JOB ->
Look at the entries below and reproduce them exactly.

Extracted data entries
•••••

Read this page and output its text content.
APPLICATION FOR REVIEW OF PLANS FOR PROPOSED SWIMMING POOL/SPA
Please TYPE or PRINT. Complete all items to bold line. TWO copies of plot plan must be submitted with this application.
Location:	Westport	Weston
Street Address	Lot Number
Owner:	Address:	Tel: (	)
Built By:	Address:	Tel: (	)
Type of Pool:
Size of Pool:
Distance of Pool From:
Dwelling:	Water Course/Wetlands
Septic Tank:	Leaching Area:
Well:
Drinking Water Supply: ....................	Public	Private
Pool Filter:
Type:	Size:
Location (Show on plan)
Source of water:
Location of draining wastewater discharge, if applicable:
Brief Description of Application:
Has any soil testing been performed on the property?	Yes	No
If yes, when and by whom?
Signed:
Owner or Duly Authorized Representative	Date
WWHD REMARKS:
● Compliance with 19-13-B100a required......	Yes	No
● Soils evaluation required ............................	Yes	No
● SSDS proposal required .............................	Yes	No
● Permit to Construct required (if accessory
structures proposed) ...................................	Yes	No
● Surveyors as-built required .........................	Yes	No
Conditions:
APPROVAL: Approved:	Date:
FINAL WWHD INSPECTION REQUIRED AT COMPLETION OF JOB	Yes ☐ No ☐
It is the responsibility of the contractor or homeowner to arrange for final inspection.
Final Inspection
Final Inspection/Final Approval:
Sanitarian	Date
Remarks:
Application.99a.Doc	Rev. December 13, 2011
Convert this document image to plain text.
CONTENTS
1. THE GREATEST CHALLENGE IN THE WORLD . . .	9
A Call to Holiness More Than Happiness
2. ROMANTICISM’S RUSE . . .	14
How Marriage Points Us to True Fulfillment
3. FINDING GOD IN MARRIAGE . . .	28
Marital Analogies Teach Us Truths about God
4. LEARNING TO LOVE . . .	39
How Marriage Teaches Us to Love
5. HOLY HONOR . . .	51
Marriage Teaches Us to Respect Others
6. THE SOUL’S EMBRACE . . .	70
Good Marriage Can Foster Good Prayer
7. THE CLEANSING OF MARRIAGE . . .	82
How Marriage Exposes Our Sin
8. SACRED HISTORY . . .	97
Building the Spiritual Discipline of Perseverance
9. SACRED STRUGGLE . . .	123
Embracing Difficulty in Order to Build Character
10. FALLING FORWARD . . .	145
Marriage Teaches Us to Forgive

•••••

RESULT FOR THIS EXERCISE ->
Read this page and output its text content.
APPLICATION FOR REVIEW OF PLANS FOR PROPOSED SWIMMING POOL/SPA
Please TYPE or PRINT. Complete all items to bold line. TWO copies of plot plan must be submitted with this application.
Location:	Westport	Weston
Street Address	Lot Number
Owner:	Address:	Tel: (	)
Built By:	Address:	Tel: (	)
Type of Pool:
Size of Pool:
Distance of Pool From:
Dwelling:	Water Course/Wetlands
Septic Tank:	Leaching Area:
Well:
Drinking Water Supply: ....................	Public	Private
Pool Filter:
Type:	Size:
Location (Show on plan)
Source of water:
Location of draining wastewater discharge, if applicable:
Brief Description of Application:
Has any soil testing been performed on the property?	Yes	No
If yes, when and by whom?
Signed:
Owner or Duly Authorized Representative	Date
WWHD REMARKS:
● Compliance with 19-13-B100a required......	Yes	No
● Soils evaluation required ............................	Yes	No
● SSDS proposal required .............................	Yes	No
● Permit to Construct required (if accessory
structures proposed) ...................................	Yes	No
● Surveyors as-built required .........................	Yes	No
Conditions:
APPROVAL: Approved:	Date:
FINAL WWHD INSPECTION REQUIRED AT COMPLETION OF JOB	Yes ☐ No ☐
It is the responsibility of the contractor or homeowner to arrange for final inspection.
Final Inspection
Final Inspection/Final Approval:
Sanitarian	Date
Remarks:
Application.99a.Doc	Rev. December 13, 2011
Convert this document image to plain text.
CONTENTS
1. THE GREATEST CHALLENGE IN THE WORLD . . .	9
A Call to Holiness More Than Happiness
2. ROMANTICISM’S RUSE . . .	14
How Marriage Points Us to True Fulfillment
3. FINDING GOD IN MARRIAGE . . .	28
Marital Analogies Teach Us Truths about God
4. LEARNING TO LOVE . . .	39
How Marriage Teaches Us to Love
5. HOLY HONOR . . .	51
Marriage Teaches Us to Respect Others
6. THE SOUL’S EMBRACE . . .	70
Good Marriage Can Foster Good Prayer
7. THE CLEANSING OF MARRIAGE . . .	82
How Marriage Exposes Our Sin
8. SACRED HISTORY . . .	97
Building the Spiritual Discipline of Perseverance
9. SACRED STRUGGLE . . .	123
Embracing Difficulty in Order to Build Character
10. FALLING FORWARD . . .	145
Marriage Teaches Us to Forgive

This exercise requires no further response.